## START

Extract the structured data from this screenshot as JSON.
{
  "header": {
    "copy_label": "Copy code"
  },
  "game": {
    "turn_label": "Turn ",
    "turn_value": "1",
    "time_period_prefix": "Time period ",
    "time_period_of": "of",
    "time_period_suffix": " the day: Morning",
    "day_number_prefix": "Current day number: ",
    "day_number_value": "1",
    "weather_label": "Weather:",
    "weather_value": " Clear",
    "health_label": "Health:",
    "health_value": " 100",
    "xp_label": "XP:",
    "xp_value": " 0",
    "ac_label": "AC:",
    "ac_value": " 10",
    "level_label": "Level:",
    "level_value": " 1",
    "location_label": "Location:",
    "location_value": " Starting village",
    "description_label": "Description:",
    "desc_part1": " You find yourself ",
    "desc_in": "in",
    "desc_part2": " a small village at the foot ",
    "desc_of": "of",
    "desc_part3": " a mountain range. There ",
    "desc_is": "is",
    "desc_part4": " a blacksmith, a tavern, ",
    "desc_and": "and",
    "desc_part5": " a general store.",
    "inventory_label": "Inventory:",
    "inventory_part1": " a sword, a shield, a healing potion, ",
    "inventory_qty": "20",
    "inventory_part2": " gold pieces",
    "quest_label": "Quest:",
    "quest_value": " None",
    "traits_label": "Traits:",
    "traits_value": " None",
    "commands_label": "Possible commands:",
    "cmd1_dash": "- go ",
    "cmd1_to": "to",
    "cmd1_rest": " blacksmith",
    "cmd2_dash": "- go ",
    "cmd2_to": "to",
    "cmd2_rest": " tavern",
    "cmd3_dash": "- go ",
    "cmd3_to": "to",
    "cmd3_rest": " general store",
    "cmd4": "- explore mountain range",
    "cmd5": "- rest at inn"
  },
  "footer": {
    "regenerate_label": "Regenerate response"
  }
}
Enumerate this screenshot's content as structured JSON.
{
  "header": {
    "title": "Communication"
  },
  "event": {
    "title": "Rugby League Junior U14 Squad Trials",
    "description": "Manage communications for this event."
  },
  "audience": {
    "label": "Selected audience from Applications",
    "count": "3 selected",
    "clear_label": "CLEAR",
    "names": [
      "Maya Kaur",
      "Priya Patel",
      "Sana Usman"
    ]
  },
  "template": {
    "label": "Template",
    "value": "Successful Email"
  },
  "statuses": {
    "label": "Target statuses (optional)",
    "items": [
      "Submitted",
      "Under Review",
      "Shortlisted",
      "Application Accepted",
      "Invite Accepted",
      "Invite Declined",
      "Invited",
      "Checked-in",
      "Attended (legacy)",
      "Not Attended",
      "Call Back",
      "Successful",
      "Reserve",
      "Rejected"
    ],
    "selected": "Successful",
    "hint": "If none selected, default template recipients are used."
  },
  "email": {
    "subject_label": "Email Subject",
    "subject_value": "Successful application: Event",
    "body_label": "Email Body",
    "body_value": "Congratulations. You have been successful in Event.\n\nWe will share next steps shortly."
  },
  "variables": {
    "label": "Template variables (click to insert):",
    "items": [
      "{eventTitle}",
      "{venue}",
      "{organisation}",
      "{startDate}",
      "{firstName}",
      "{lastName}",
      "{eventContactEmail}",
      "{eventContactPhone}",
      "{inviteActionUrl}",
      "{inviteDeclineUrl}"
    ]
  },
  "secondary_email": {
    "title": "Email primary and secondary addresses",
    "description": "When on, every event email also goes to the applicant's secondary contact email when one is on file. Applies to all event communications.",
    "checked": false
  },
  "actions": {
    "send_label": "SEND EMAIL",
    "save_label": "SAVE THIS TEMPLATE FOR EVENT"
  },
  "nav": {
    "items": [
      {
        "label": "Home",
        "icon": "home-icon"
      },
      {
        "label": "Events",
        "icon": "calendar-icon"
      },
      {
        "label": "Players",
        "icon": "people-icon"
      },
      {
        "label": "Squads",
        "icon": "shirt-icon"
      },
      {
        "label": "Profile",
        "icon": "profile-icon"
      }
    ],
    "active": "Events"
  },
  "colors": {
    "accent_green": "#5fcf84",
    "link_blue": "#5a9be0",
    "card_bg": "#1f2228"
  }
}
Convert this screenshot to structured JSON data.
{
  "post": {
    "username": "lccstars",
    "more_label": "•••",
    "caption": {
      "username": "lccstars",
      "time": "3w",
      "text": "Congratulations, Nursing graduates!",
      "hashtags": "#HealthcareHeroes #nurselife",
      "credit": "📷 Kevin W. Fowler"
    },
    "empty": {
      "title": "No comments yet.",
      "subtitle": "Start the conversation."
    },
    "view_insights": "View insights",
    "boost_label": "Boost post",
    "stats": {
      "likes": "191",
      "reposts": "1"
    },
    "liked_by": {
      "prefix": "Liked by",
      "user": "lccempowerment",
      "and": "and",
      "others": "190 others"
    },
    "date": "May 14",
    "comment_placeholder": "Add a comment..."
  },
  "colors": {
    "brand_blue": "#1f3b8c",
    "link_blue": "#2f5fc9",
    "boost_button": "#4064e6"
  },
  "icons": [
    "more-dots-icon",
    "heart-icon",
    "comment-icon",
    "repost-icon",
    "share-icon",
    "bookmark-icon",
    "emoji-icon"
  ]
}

## END

* **WRITTEN REQUEST**
What do the records say? Quote them all exactly.

* **RIGHT ANSWER**
Extract the structured data from this screenshot as JSON.
{
  "header": {
    "copy_label": "Copy code"
  },
  "game": {
    "turn_label": "Turn ",
    "turn_value": "1",
    "time_period_prefix": "Time period ",
    "time_period_of": "of",
    "time_period_suffix": " the day: Morning",
    "day_number_prefix": "Current day number: ",
    "day_number_value": "1",
    "weather_label": "Weather:",
    "weather_value": " Clear",
    "health_label": "Health:",
    "health_value": " 100",
    "xp_label": "XP:",
    "xp_value": " 0",
    "ac_label": "AC:",
    "ac_value": " 10",
    "level_label": "Level:",
    "level_value": " 1",
    "location_label": "Location:",
    "location_value": " Starting village",
    "description_label": "Description:",
    "desc_part1": " You find yourself ",
    "desc_in": "in",
    "desc_part2": " a small village at the foot ",
    "desc_of": "of",
    "desc_part3": " a mountain range. There ",
    "desc_is": "is",
    "desc_part4": " a blacksmith, a tavern, ",
    "desc_and": "and",
    "desc_part5": " a general store.",
    "inventory_label": "Inventory:",
    "inventory_part1": " a sword, a shield, a healing potion, ",
    "inventory_qty": "20",
    "inventory_part2": " gold pieces",
    "quest_label": "Quest:",
    "quest_value": " None",
    "traits_label": "Traits:",
    "traits_value": " None",
    "commands_label": "Possible commands:",
    "cmd1_dash": "- go ",
    "cmd1_to": "to",
    "cmd1_rest": " blacksmith",
    "cmd2_dash": "- go ",
    "cmd2_to": "to",
    "cmd2_rest": " tavern",
    "cmd3_dash": "- go ",
    "cmd3_to": "to",
    "cmd3_rest": " general store",
    "cmd4": "- explore mountain range",
    "cmd5": "- rest at inn"
  },
  "footer": {
    "regenerate_label": "Regenerate response"
  }
}
Enumerate this screenshot's content as structured JSON.
{
  "header": {
    "title": "Communication"
  },
  "event": {
    "title": "Rugby League Junior U14 Squad Trials",
    "description": "Manage communications for this event."
  },
  "audience": {
    "label": "Selected audience from Applications",
    "count": "3 selected",
    "clear_label": "CLEAR",
    "names": [
      "Maya Kaur",
      "Priya Patel",
      "Sana Usman"
    ]
  },
  "template": {
    "label": "Template",
    "value": "Successful Email"
  },
  "statuses": {
    "label": "Target statuses (optional)",
    "items": [
      "Submitted",
      "Under Review",
      "Shortlisted",
      "Application Accepted",
      "Invite Accepted",
      "Invite Declined",
      "Invited",
      "Checked-in",
      "Attended (legacy)",
      "Not Attended",
      "Call Back",
      "Successful",
      "Reserve",
      "Rejected"
    ],
    "selected": "Successful",
    "hint": "If none selected, default template recipients are used."
  },
  "email": {
    "subject_label": "Email Subject",
    "subject_value": "Successful application: Event",
    "body_label": "Email Body",
    "body_value": "Congratulations. You have been successful in Event.\n\nWe will share next steps shortly."
  },
  "variables": {
    "label": "Template variables (click to insert):",
    "items": [
      "{eventTitle}",
      "{venue}",
      "{organisation}",
      "{startDate}",
      "{firstName}",
      "{lastName}",
      "{eventContactEmail}",
      "{eventContactPhone}",
      "{inviteActionUrl}",
      "{inviteDeclineUrl}"
    ]
  },
  "secondary_email": {
    "title": "Email primary and secondary addresses",
    "description": "When on, every event email also goes to the applicant's secondary contact email when one is on file. Applies to all event communications.",
    "checked": false
  },
  "actions": {
    "send_label": "SEND EMAIL",
    "save_label": "SAVE THIS TEMPLATE FOR EVENT"
  },
  "nav": {
    "items": [
      {
        "label": "Home",
        "icon": "home-icon"
      },
      {
        "label": "Events",
        "icon": "calendar-icon"
      },
      {
        "label": "Players",
        "icon": "people-icon"
      },
      {
        "label": "Squads",
        "icon": "shirt-icon"
      },
      {
        "label": "Profile",
        "icon": "profile-icon"
      }
    ],
    "active": "Events"
  },
  "colors": {
    "accent_green": "#5fcf84",
    "link_blue": "#5a9be0",
    "card_bg": "#1f2228"
  }
}
Convert this screenshot to structured JSON data.
{
  "post": {
    "username": "lccstars",
    "more_label": "•••",
    "caption": {
      "username": "lccstars",
      "time": "3w",
      "text": "Congratulations, Nursing graduates!",
      "hashtags": "#HealthcareHeroes #nurselife",
      "credit": "📷 Kevin W. Fowler"
    },
    "empty": {
      "title": "No comments yet.",
      "subtitle": "Start the conversation."
    },
    "view_insights": "View insights",
    "boost_label": "Boost post",
    "stats": {
      "likes": "191",
      "reposts": "1"
    },
    "liked_by": {
      "prefix": "Liked by",
      "user": "lccempowerment",
      "and": "and",
      "others": "190 others"
    },
    "date": "May 14",
    "comment_placeholder": "Add a comment..."
  },
  "colors": {
    "brand_blue": "#1f3b8c",
    "link_blue": "#2f5fc9",
    "boost_button": "#4064e6"
  },
  "icons": [
    "more-dots-icon",
    "heart-icon",
    "comment-icon",
    "repost-icon",
    "share-icon",
    "bookmark-icon",
    "emoji-icon"
  ]
}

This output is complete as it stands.